*To do*
Look through the data for the string "title". Copy every line where it is found.

*Rows*
* begin *

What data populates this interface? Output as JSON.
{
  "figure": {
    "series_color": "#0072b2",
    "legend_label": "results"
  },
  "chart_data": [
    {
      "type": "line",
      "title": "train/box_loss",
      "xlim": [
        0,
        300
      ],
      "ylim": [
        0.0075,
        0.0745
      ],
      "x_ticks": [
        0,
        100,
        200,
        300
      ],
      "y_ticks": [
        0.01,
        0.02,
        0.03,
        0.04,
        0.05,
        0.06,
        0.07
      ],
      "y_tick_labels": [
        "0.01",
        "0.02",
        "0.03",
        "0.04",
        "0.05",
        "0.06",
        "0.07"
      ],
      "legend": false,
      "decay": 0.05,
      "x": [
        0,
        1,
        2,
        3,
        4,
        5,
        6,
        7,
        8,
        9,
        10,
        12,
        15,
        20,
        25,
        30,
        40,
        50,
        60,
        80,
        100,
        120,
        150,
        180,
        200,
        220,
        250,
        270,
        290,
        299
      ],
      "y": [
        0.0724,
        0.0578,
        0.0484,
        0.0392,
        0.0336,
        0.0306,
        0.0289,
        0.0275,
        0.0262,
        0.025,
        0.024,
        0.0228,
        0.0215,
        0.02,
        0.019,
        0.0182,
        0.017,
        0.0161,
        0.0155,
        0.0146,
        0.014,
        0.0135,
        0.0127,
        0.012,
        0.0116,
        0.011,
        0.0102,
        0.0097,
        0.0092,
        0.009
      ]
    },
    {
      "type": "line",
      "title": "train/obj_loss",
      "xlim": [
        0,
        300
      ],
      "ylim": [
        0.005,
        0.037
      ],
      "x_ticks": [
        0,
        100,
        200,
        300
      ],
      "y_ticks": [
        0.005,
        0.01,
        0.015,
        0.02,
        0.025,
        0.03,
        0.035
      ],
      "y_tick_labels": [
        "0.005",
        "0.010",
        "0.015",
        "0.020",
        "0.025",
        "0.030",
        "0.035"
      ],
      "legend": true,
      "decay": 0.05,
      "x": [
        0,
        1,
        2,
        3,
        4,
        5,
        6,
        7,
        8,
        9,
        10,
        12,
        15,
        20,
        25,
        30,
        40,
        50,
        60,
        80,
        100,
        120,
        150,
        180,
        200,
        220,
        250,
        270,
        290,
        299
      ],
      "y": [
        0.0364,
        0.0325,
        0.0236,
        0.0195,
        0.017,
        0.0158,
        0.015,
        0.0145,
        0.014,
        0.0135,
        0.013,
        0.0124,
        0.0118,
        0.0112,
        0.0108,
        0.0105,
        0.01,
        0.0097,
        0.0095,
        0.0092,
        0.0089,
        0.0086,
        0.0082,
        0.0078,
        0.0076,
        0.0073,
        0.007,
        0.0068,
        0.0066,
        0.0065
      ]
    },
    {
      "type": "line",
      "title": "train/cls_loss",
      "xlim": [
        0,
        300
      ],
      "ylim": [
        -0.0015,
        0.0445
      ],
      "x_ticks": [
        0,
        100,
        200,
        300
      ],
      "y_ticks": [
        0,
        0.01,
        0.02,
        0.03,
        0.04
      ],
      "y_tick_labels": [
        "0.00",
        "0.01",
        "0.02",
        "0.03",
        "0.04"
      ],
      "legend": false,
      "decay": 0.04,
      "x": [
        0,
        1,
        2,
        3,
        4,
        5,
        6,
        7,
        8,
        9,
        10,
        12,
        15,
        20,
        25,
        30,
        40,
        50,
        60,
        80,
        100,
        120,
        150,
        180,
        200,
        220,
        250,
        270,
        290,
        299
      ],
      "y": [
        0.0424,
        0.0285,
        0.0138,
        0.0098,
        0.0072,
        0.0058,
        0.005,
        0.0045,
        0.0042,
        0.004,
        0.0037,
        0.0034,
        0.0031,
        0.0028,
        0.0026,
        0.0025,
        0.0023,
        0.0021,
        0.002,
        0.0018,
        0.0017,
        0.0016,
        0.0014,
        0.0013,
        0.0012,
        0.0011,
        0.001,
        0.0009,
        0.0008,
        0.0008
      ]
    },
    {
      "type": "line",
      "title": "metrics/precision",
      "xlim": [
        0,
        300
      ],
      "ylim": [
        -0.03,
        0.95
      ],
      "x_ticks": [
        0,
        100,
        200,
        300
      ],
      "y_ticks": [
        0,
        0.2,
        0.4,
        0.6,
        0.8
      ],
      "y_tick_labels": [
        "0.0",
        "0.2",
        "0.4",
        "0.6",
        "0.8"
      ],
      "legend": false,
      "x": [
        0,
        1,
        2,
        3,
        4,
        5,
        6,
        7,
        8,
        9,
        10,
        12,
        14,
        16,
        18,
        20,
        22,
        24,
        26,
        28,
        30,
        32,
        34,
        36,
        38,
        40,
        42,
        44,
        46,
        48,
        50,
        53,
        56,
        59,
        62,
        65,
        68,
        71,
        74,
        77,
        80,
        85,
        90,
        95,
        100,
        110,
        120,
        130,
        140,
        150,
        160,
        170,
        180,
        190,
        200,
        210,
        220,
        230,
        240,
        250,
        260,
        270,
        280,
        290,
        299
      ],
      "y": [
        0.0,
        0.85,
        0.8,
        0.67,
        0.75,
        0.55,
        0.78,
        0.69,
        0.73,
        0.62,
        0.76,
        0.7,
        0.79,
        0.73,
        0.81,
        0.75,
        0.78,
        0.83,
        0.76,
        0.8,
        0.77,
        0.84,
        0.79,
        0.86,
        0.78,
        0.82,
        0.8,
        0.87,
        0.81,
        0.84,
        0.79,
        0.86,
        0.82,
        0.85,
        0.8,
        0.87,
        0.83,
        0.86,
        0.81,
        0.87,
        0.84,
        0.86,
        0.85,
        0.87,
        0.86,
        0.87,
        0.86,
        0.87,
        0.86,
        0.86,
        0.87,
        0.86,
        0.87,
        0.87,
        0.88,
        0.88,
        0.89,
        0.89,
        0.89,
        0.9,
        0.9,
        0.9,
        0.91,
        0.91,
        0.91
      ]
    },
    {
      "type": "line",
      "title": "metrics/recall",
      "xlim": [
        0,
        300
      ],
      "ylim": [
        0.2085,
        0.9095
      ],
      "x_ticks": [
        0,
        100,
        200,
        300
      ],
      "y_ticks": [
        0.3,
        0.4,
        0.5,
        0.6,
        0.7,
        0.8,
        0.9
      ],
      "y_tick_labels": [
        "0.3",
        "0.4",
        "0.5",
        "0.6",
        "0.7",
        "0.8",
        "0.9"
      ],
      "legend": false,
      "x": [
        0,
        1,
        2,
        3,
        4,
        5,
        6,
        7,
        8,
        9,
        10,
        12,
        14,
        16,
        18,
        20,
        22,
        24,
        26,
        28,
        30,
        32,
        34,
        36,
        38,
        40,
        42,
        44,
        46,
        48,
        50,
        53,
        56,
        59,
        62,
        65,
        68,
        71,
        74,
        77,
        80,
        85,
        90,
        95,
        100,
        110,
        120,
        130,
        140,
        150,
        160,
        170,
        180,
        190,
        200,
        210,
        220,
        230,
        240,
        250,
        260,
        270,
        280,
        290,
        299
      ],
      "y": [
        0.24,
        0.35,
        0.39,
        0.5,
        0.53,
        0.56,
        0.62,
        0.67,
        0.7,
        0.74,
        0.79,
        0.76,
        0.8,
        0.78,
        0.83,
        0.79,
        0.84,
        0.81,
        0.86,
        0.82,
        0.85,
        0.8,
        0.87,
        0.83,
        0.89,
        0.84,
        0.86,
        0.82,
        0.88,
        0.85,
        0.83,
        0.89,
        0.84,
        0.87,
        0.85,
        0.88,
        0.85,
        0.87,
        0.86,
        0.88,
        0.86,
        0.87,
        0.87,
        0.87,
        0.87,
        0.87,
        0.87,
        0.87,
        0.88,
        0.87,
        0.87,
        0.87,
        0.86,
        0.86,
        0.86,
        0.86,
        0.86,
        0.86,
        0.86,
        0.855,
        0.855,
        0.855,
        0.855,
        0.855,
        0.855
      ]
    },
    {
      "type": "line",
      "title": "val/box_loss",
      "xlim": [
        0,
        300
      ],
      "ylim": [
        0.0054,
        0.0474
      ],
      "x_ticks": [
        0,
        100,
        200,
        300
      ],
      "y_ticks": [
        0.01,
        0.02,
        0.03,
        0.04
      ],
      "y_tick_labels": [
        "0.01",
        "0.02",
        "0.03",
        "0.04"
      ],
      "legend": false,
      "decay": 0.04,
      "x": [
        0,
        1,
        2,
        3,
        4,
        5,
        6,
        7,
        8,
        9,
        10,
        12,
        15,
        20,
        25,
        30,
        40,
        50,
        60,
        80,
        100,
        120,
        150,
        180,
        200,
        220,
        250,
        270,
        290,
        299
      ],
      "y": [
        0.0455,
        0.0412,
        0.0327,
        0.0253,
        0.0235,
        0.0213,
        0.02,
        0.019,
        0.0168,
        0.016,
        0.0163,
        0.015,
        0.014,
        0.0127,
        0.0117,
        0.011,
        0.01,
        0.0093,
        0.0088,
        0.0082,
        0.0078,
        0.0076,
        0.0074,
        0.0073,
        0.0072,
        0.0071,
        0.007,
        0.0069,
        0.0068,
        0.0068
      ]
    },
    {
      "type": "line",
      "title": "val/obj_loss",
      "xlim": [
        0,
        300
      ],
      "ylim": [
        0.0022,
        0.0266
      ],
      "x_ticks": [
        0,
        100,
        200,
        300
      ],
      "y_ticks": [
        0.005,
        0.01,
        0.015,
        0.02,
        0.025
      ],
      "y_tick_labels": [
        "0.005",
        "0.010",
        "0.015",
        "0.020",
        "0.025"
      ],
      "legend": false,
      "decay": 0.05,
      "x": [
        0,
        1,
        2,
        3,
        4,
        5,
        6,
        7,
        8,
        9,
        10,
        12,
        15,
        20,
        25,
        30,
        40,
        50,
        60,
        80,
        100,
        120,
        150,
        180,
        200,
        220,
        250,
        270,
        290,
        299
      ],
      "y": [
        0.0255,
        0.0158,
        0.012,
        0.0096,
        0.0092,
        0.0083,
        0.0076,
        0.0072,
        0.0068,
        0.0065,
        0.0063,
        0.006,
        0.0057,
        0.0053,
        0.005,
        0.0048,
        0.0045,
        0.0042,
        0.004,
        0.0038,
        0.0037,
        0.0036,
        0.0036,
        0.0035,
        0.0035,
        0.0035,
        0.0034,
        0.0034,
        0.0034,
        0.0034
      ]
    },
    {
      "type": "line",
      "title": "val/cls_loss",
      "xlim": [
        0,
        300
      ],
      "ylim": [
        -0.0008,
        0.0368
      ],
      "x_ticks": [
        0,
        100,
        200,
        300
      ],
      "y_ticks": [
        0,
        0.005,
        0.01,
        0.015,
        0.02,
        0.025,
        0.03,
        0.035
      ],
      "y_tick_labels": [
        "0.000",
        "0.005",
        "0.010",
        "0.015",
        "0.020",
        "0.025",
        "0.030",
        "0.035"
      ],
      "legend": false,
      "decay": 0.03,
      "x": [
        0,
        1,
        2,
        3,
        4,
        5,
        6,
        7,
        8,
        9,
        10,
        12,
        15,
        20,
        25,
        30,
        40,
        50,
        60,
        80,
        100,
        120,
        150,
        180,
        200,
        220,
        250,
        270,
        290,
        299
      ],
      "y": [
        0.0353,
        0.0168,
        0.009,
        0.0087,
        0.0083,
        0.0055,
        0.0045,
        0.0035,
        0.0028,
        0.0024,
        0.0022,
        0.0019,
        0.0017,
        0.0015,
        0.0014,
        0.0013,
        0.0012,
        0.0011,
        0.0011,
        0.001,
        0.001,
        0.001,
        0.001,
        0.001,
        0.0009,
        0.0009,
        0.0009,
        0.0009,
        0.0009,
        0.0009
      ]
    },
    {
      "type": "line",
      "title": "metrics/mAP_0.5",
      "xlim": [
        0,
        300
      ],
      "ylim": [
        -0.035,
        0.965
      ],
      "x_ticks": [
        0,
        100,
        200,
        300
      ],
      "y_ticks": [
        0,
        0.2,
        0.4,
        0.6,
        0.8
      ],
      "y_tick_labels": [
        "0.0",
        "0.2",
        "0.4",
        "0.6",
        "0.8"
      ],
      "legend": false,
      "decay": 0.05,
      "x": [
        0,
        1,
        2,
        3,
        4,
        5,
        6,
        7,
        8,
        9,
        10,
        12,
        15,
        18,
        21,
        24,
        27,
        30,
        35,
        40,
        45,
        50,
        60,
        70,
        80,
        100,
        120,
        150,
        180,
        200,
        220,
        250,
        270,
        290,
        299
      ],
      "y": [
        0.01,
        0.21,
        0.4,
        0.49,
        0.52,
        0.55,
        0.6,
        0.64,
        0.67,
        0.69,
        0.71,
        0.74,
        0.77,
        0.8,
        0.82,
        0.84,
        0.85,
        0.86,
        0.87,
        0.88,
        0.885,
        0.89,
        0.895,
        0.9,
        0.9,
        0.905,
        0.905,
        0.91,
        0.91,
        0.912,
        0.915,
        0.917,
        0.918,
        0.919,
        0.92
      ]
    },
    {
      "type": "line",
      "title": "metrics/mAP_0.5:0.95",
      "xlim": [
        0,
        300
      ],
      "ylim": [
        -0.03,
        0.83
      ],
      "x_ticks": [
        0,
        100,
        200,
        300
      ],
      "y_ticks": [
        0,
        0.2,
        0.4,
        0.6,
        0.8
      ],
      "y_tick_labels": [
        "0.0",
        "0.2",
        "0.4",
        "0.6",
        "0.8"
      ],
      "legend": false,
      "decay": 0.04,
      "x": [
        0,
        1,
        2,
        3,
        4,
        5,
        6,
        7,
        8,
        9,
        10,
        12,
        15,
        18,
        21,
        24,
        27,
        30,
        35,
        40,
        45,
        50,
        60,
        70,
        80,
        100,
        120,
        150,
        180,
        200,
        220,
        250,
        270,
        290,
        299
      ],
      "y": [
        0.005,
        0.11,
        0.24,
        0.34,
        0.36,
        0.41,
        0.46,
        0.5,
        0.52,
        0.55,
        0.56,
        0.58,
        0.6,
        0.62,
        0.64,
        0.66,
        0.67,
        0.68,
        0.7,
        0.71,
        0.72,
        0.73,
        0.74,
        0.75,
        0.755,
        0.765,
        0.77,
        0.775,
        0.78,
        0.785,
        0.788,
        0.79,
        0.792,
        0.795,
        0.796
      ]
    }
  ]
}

* end *

*Reply*
      "title": "train/box_loss",
      "title": "train/obj_loss",
      "title": "train/cls_loss",
      "title": "metrics/precision",
      "title": "metrics/recall",
      "title": "val/box_loss",
      "title": "val/obj_loss",
      "title": "val/cls_loss",
      "title": "metrics/mAP_0.5",
      "title": "metrics/mAP_0.5:0.95",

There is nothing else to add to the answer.